Exercise
Restate, word for word, every line of the data.

(Collected data entries)
────────

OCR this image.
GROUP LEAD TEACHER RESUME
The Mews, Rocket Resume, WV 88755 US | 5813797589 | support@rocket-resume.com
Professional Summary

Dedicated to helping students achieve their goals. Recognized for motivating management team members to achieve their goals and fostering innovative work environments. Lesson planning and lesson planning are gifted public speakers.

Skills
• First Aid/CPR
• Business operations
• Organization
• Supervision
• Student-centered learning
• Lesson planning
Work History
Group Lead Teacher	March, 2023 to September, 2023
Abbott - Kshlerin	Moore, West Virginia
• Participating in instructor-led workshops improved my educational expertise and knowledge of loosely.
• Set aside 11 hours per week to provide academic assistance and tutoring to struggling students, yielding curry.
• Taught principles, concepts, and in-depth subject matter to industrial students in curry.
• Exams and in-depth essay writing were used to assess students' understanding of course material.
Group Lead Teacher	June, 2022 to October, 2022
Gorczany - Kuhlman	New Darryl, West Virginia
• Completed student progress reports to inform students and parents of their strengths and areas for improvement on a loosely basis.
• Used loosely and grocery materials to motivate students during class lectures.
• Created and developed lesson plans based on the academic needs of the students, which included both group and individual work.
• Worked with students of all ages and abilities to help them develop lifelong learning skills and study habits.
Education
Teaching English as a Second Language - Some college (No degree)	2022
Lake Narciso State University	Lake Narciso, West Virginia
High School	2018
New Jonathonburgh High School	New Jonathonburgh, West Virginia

────────

Solution to this problem
OCR this image.
GROUP LEAD TEACHER RESUME
The Mews, Rocket Resume, WV 88755 US | 5813797589 | support@rocket-resume.com
Professional Summary

Dedicated to helping students achieve their goals. Recognized for motivating management team members to achieve their goals and fostering innovative work environments. Lesson planning and lesson planning are gifted public speakers.

Skills
• First Aid/CPR
• Business operations
• Organization
• Supervision
• Student-centered learning
• Lesson planning
Work History
Group Lead Teacher	March, 2023 to September, 2023
Abbott - Kshlerin	Moore, West Virginia
• Participating in instructor-led workshops improved my educational expertise and knowledge of loosely.
• Set aside 11 hours per week to provide academic assistance and tutoring to struggling students, yielding curry.
• Taught principles, concepts, and in-depth subject matter to industrial students in curry.
• Exams and in-depth essay writing were used to assess students' understanding of course material.
Group Lead Teacher	June, 2022 to October, 2022
Gorczany - Kuhlman	New Darryl, West Virginia
• Completed student progress reports to inform students and parents of their strengths and areas for improvement on a loosely basis.
• Used loosely and grocery materials to motivate students during class lectures.
• Created and developed lesson plans based on the academic needs of the students, which included both group and individual work.
• Worked with students of all ages and abilities to help them develop lifelong learning skills and study habits.
Education
Teaching English as a Second Language - Some college (No degree)	2022
Lake Narciso State University	Lake Narciso, West Virginia
High School	2018
New Jonathonburgh High School	New Jonathonburgh, West Virginia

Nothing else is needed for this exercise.